DATA ROWS:
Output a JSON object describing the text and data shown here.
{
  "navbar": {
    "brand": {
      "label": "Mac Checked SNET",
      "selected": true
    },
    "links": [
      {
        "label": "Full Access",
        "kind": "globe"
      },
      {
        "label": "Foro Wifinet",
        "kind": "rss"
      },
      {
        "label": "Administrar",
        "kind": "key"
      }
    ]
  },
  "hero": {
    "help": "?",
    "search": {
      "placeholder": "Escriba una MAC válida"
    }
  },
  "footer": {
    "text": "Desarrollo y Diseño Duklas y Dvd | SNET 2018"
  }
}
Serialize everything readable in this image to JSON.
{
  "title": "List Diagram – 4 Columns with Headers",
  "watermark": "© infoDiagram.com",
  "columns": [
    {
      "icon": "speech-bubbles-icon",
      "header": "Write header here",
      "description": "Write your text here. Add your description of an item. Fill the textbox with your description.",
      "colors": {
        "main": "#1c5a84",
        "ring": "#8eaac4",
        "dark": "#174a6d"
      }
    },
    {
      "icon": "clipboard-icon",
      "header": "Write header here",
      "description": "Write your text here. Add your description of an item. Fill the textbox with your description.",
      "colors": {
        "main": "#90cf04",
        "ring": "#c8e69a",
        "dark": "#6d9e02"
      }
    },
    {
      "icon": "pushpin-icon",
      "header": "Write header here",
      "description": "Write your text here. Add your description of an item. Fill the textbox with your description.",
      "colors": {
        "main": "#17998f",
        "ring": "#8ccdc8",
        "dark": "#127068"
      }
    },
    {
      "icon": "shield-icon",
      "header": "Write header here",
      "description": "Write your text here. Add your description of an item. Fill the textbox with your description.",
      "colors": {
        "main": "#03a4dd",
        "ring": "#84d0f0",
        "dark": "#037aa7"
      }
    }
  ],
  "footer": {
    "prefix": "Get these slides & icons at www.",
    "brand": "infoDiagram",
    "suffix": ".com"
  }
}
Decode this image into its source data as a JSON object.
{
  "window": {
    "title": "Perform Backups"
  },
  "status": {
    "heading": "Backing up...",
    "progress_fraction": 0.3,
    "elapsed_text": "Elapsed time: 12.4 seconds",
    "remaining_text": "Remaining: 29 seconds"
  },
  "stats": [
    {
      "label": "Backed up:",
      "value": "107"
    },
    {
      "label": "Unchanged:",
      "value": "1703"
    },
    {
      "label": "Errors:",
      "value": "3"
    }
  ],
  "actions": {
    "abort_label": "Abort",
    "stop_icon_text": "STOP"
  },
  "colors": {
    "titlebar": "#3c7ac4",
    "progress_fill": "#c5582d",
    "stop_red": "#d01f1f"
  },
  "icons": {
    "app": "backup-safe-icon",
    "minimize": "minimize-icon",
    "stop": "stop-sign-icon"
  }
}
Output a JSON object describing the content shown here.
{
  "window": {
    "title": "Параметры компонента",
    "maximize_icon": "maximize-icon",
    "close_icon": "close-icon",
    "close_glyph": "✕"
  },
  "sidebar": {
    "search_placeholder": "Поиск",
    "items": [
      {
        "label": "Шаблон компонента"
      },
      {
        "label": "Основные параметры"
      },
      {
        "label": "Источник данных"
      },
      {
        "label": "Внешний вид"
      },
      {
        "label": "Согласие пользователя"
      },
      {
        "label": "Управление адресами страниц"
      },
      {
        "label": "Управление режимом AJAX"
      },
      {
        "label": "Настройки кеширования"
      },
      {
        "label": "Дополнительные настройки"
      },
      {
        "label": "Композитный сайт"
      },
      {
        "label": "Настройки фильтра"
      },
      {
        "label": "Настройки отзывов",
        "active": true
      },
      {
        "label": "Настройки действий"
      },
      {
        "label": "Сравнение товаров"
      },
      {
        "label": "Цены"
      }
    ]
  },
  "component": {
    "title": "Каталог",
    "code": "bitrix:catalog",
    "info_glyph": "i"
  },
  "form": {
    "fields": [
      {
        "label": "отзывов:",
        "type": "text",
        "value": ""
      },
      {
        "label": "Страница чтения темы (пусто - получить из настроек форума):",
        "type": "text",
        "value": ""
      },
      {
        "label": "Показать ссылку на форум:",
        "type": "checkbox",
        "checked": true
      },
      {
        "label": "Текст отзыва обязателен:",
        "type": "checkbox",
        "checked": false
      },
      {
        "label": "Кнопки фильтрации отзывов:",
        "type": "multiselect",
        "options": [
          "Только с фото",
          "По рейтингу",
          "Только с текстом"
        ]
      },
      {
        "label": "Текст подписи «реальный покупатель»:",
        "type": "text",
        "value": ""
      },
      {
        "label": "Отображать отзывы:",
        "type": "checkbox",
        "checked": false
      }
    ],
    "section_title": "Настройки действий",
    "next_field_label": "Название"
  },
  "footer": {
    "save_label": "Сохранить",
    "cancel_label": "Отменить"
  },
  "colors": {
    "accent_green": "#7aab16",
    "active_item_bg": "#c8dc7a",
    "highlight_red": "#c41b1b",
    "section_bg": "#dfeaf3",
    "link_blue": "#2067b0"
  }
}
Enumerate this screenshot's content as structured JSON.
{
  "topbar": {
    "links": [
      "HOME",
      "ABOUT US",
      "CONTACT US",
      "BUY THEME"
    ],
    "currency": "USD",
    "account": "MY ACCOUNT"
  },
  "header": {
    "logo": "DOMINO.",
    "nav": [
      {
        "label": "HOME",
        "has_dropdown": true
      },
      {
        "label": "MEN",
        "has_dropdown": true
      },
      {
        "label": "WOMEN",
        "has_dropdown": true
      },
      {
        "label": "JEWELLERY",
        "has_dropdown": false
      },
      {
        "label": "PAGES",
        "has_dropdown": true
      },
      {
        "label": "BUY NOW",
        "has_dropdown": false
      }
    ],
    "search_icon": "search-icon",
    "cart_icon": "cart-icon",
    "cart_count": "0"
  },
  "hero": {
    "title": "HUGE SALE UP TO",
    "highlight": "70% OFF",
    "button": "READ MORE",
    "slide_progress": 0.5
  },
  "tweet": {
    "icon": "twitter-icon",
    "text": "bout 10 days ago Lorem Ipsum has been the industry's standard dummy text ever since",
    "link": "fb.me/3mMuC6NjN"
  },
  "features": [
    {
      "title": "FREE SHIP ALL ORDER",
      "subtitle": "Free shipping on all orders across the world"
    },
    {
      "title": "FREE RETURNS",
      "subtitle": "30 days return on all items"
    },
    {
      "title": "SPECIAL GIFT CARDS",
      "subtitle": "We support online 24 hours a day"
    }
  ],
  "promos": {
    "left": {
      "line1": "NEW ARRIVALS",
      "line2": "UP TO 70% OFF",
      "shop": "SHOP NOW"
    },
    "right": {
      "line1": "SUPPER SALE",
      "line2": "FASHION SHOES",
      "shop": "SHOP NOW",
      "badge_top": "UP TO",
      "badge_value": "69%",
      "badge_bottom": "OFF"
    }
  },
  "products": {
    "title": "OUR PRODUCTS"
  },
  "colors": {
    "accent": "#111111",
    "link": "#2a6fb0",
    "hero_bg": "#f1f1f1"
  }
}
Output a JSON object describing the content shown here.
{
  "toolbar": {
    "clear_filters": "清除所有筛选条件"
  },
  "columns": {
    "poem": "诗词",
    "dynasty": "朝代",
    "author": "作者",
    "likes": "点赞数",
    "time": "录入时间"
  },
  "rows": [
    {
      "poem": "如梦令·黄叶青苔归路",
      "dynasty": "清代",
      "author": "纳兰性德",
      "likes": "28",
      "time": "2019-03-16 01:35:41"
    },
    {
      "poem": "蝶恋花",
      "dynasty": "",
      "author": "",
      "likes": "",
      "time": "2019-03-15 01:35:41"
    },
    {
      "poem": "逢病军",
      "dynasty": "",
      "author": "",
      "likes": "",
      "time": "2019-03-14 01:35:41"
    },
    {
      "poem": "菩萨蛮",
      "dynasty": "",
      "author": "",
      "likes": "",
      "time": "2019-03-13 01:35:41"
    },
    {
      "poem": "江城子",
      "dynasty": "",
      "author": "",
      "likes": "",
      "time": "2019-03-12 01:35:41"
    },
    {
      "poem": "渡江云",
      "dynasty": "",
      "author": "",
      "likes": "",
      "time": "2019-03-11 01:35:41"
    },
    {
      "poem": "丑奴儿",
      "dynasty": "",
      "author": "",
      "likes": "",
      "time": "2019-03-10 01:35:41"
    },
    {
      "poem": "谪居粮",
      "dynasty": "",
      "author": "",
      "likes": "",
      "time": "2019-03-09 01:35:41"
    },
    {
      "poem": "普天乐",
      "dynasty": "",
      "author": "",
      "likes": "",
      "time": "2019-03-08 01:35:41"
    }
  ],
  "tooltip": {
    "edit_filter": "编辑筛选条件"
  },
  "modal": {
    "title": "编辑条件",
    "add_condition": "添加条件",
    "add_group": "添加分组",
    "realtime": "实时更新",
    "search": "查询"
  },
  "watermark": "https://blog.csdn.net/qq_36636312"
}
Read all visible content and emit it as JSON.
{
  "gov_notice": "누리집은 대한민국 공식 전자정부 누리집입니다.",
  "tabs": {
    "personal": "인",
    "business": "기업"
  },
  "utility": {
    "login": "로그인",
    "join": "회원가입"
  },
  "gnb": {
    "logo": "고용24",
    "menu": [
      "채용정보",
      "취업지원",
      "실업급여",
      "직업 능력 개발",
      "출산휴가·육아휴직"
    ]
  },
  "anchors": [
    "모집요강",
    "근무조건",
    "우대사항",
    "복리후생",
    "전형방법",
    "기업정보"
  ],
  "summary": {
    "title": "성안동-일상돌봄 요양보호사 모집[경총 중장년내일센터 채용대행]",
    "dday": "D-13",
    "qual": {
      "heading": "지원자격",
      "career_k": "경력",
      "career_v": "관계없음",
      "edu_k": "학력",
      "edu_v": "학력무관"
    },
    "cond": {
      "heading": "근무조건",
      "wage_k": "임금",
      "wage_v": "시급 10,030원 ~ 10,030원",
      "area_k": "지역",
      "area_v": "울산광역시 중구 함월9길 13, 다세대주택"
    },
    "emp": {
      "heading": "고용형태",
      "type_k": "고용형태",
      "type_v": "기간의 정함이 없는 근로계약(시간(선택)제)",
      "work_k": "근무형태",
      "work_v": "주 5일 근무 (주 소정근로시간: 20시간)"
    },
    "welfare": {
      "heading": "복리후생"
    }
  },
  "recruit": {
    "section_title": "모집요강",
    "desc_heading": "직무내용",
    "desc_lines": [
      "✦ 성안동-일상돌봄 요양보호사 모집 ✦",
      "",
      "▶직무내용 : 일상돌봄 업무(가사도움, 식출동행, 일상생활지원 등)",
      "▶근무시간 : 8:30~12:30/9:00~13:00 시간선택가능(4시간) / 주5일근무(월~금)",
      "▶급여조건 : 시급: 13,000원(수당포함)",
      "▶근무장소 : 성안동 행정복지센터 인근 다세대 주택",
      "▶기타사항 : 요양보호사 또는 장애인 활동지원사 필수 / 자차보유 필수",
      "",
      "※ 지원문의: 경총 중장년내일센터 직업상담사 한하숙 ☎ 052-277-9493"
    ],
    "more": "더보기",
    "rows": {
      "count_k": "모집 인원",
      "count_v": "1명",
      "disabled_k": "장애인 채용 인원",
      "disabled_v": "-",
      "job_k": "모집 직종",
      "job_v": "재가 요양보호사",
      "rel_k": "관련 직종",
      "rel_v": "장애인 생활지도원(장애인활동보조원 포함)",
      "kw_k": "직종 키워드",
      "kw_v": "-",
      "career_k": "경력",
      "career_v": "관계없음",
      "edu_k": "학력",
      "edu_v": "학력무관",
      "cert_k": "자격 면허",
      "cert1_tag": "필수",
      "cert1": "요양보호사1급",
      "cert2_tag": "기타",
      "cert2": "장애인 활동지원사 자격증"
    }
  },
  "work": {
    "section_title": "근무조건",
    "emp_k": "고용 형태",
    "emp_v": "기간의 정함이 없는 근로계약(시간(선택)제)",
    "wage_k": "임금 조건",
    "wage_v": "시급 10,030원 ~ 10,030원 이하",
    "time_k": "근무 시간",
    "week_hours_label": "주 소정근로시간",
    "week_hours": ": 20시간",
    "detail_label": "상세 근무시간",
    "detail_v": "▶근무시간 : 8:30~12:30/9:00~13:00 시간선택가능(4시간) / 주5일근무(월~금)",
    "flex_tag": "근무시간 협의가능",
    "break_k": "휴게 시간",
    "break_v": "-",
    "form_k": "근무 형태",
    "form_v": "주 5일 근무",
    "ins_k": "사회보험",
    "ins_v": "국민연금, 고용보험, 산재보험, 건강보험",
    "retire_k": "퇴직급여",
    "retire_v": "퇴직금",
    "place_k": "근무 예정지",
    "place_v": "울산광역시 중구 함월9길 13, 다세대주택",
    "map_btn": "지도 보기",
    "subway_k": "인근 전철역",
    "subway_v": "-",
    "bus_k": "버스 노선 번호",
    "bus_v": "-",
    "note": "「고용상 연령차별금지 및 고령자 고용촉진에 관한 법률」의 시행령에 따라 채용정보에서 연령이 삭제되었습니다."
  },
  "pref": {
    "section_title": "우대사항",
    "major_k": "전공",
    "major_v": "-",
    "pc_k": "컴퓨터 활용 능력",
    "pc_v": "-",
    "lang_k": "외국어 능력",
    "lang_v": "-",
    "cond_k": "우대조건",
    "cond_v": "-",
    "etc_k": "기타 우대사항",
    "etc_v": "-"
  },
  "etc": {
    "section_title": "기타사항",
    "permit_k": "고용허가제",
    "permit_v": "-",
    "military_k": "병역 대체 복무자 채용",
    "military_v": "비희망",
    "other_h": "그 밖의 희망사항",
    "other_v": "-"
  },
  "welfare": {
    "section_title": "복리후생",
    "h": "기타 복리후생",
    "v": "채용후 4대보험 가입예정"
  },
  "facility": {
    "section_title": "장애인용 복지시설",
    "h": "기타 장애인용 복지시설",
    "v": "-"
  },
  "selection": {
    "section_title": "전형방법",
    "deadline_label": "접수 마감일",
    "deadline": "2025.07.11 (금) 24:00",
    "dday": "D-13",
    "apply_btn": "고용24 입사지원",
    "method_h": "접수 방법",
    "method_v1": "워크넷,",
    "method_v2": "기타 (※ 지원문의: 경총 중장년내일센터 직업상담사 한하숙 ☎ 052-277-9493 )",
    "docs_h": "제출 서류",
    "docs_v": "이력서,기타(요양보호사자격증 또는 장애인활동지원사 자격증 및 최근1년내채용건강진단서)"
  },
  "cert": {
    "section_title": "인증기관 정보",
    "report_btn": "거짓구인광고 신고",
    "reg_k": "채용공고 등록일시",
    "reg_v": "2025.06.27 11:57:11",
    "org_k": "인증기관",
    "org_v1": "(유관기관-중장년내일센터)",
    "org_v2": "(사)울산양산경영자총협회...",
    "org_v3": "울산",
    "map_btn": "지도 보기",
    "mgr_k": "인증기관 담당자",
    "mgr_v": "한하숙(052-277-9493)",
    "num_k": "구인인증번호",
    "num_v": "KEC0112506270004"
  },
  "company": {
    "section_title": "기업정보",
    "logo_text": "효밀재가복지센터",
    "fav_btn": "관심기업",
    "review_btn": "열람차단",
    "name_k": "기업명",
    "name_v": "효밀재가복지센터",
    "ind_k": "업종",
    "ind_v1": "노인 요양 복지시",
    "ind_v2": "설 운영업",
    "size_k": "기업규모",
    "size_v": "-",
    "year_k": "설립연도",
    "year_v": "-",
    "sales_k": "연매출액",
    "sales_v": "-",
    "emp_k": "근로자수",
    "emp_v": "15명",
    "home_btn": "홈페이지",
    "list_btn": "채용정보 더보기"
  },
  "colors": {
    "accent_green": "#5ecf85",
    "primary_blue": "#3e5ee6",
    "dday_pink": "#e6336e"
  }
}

REQUIRED WORK:
Find the string "일상돌봄" in the records, then copy each line where it occurs.

WRITTEN RESPONSE:
    "title": "성안동-일상돌봄 요양보호사 모집[경총 중장년내일센터 채용대행]",
      "✦ 성안동-일상돌봄 요양보호사 모집 ✦",
      "▶직무내용 : 일상돌봄 업무(가사도움, 식출동행, 일상생활지원 등)",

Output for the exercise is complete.